** BEGIN Extracted records **

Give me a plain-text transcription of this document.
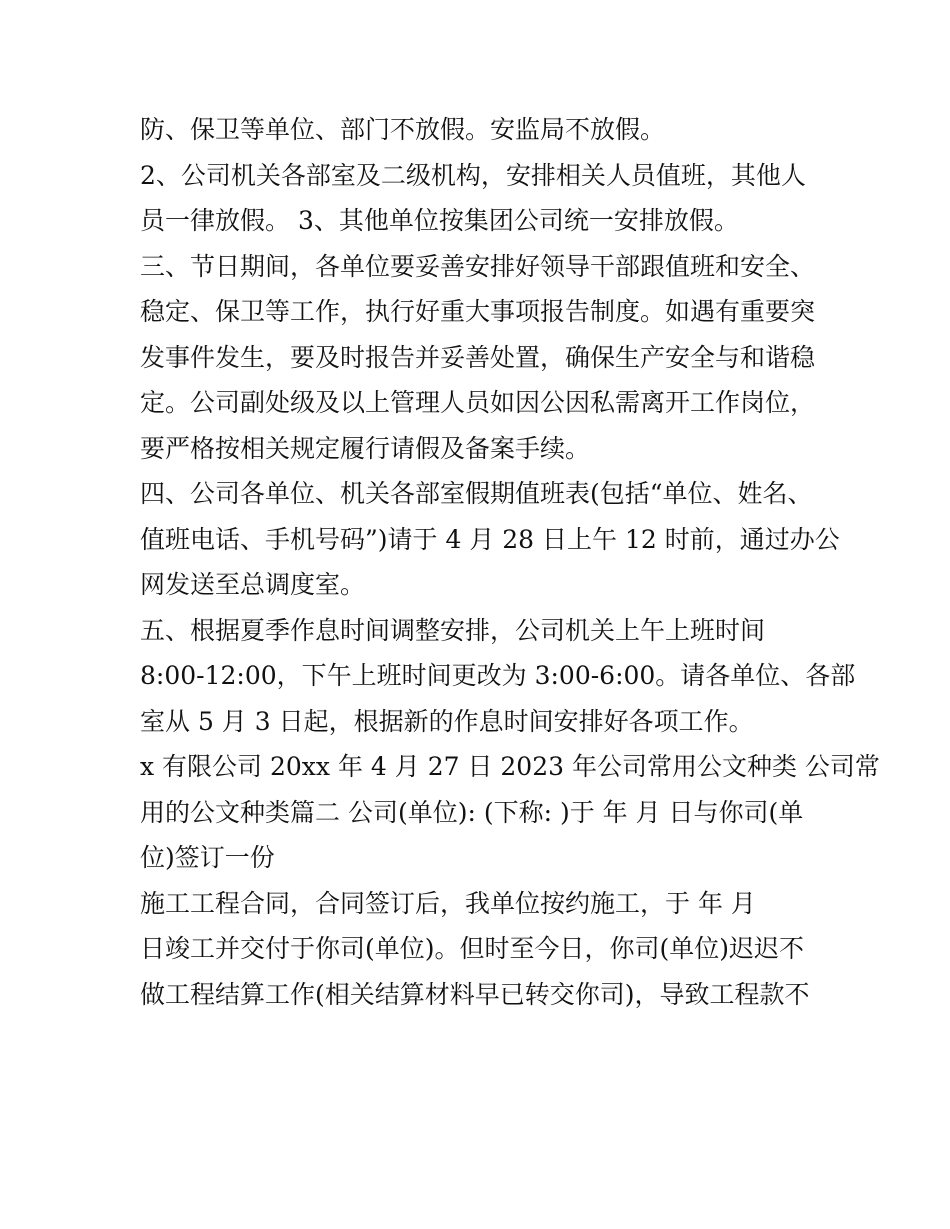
防、保卫等单位、部门不放假。安监局不放假。
2、公司机关各部室及二级机构，安排相关人员值班，其他人
员一律放假。 3、其他单位按集团公司统一安排放假。
三、节日期间，各单位要妥善安排好领导干部跟值班和安全、
稳定、保卫等工作，执行好重大事项报告制度。如遇有重要突
发事件发生，要及时报告并妥善处置，确保生产安全与和谐稳
定。公司副处级及以上管理人员如因公因私需离开工作岗位，
要严格按相关规定履行请假及备案手续。
四、公司各单位、机关各部室假期值班表(包括“单位、姓名、
值班电话、手机号码”)请于 4 月 28 日上午 12 时前，通过办公
网发送至总调度室。
五、根据夏季作息时间调整安排，公司机关上午上班时间
8:00-12:00，下午上班时间更改为 3:00-6:00。请各单位、各部
室从 5 月 3 日起，根据新的作息时间安排好各项工作。
x 有限公司 20xx 年 4 月 27 日 2023 年公司常用公文种类 公司常
用的公文种类篇二 公司(单位): (下称: )于 年 月 日与你司(单
位)签订一份
施工工程合同，合同签订后，我单位按约施工，于 年 月
日竣工并交付于你司(单位)。但时至今日，你司(单位)迟迟不
做工程结算工作(相关结算材料早已转交你司)，导致工程款不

** END Extracted records **

Skip the pictures and print each record exactly as it stands.

*Expected answer*
Give me a plain-text transcription of this document.
防、保卫等单位、部门不放假。安监局不放假。
2、公司机关各部室及二级机构，安排相关人员值班，其他人
员一律放假。 3、其他单位按集团公司统一安排放假。
三、节日期间，各单位要妥善安排好领导干部跟值班和安全、
稳定、保卫等工作，执行好重大事项报告制度。如遇有重要突
发事件发生，要及时报告并妥善处置，确保生产安全与和谐稳
定。公司副处级及以上管理人员如因公因私需离开工作岗位，
要严格按相关规定履行请假及备案手续。
四、公司各单位、机关各部室假期值班表(包括“单位、姓名、
值班电话、手机号码”)请于 4 月 28 日上午 12 时前，通过办公
网发送至总调度室。
五、根据夏季作息时间调整安排，公司机关上午上班时间
8:00-12:00，下午上班时间更改为 3:00-6:00。请各单位、各部
室从 5 月 3 日起，根据新的作息时间安排好各项工作。
x 有限公司 20xx 年 4 月 27 日 2023 年公司常用公文种类 公司常
用的公文种类篇二 公司(单位): (下称: )于 年 月 日与你司(单
位)签订一份
施工工程合同，合同签订后，我单位按约施工，于 年 月
日竣工并交付于你司(单位)。但时至今日，你司(单位)迟迟不
做工程结算工作(相关结算材料早已转交你司)，导致工程款不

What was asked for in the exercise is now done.